Vendo seu companheiro a atitude do Poverello, julgou temerariamente que este se alegrava com tais honrarias, e por isso o repreendeu. Qual não foi sua surpresa quando o Santo lhe respondeu: “Esta gente não faz coisa nenhuma em comparação com a honra que havia de fazer”. Ao ver que o outro frade não o compreendia, disse-lhe então: “Esta honra que vês que me fazem, eu não a atribuo a mim, mas tudo refiro a Deus, a quem pertence, ficando eu no profundo de minha baixeza; e eles ganham com isto, porque reconhecem e honram a Deus na sua criatura”.9
Que bela junção: procurar a santidade – a maior honra que um homem pode atingir –, ser tido e glorificado como tal e, ao mesmo tempo, receber esses louvores sem nenhuma alteração de ânimo, inabalável na humildade. Que perfeição altíssima, que humildade profundíssima.
Grandeza, inclusive no mundo de hoje?
Mas é possível ser magnânimo ainda em nosso século, em que tudo – hélas, inclusive o homem – parece descartável e sem valor? Não é esta uma virtude que se extinguiu junto com os tempos de São Francisco, São Tomás e Santa Joana d’Arc?
Contra fatos não há argumentos. Ilustremos com um exemplo histórico muito próximo de nós, e veremos que a grandeza é imortal.
Por ocasião das eleições brasileiras de 1933, se constituiu em São Paulo a Liga Eleitoral Católica (LEC), cuja finalidade era apresentar candidatos católicos para o cargo de deputado federal. Dr. Plinio Corrêa de Oliveira, como secretário geral da LEC, foi nomeado para se candidatar juntamente com outras três destacadas personalidades da época.

#### DADOS DISPONÍVEIS
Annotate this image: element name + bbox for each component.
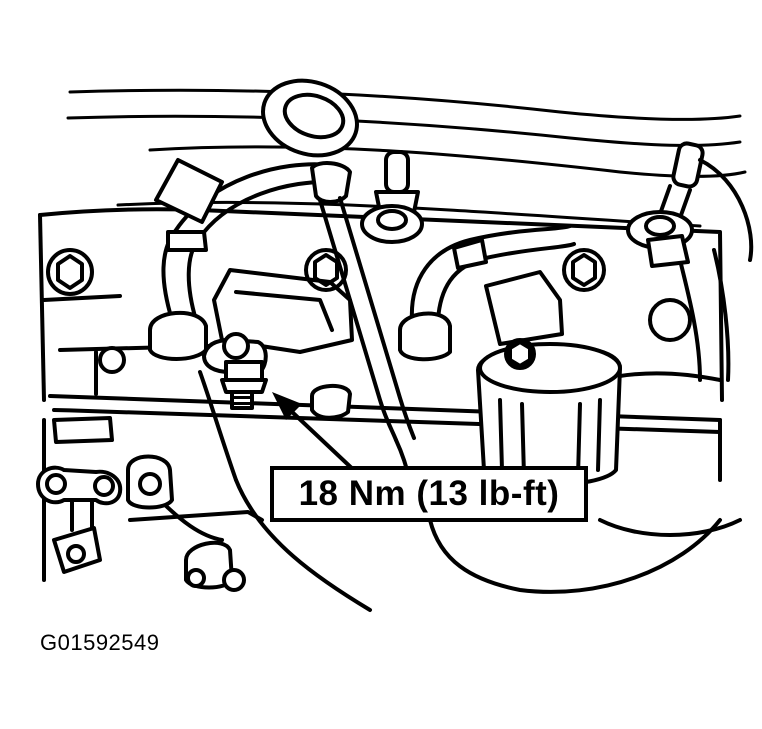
spark-plug-right [626, 141, 754, 382]
torque-bolt [220, 360, 268, 410]
callout-arrow [272, 392, 360, 476]
wiring-harness-clips [36, 454, 246, 592]
bolt-left [46, 248, 94, 296]
bolt-far-right [648, 298, 692, 342]
small-plug [310, 384, 352, 420]
boss-left [98, 346, 126, 374]
spark-plug-wire-right [398, 224, 576, 362]
spark-plug-wire-left [148, 158, 336, 361]
torque-specification-label: 18 Nm (13 lb-ft) [270, 466, 588, 522]
spark-plug-center [360, 150, 424, 244]
engine-block-lower [42, 370, 742, 612]
oil-dipstick [261, 78, 418, 522]
sensor-cylinder [476, 270, 622, 487]
sensor-bracket [202, 268, 354, 374]
figure-code: G01592549 [40, 630, 160, 655]
bolt-right [562, 248, 606, 292]
head-bolts [46, 248, 692, 374]
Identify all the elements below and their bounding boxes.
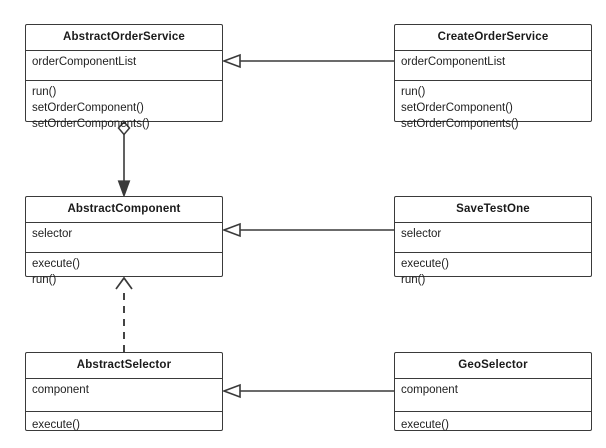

#### INSTRUÇÕES
(A) Transcreva do trecho, sem nenhuma alteração, tudo o que vai de "Contra fatos não" até "personalidades da época.".
(B) Reescreva como uma lista JSON de strings, uma para cada linha e sem as linhas em branco, as linhas dos dados que vão desde aquela que contém "spark-plug-right [626, 141, 754, 382]" até o fim dos dados, com as duas pontas incluídas. Deixe as imagens fora da resposta.

#### RESPOSTAS
(A)
Contra fatos não há argumentos. Ilustremos com um exemplo histórico muito próximo de nós, e veremos que a grandeza é imortal.
Por ocasião das eleições brasileiras de 1933, se constituiu em São Paulo a Liga Eleitoral Católica (LEC), cuja finalidade era apresentar candidatos católicos para o cargo de deputado federal. Dr. Plinio Corrêa de Oliveira, como secretário geral da LEC, foi nomeado para se candidatar juntamente com outras três destacadas personalidades da época.

(B)
[
  "spark-plug-right [626, 141, 754, 382]",
  "torque-bolt [220, 360, 268, 410]",
  "callout-arrow [272, 392, 360, 476]",
  "wiring-harness-clips [36, 454, 246, 592]",
  "bolt-left [46, 248, 94, 296]",
  "bolt-far-right [648, 298, 692, 342]",
  "small-plug [310, 384, 352, 420]",
  "boss-left [98, 346, 126, 374]",
  "spark-plug-wire-right [398, 224, 576, 362]",
  "spark-plug-wire-left [148, 158, 336, 361]",
  "torque-specification-label: 18 Nm (13 lb-ft) [270, 466, 588, 522]",
  "spark-plug-center [360, 150, 424, 244]",
  "engine-block-lower [42, 370, 742, 612]",
  "oil-dipstick [261, 78, 418, 522]",
  "sensor-cylinder [476, 270, 622, 487]",
  "sensor-bracket [202, 268, 354, 374]",
  "figure-code: G01592549 [40, 630, 160, 655]",
  "bolt-right [562, 248, 606, 292]",
  "head-bolts [46, 248, 692, 374]",
  "Identify all the elements below and their bounding boxes."
]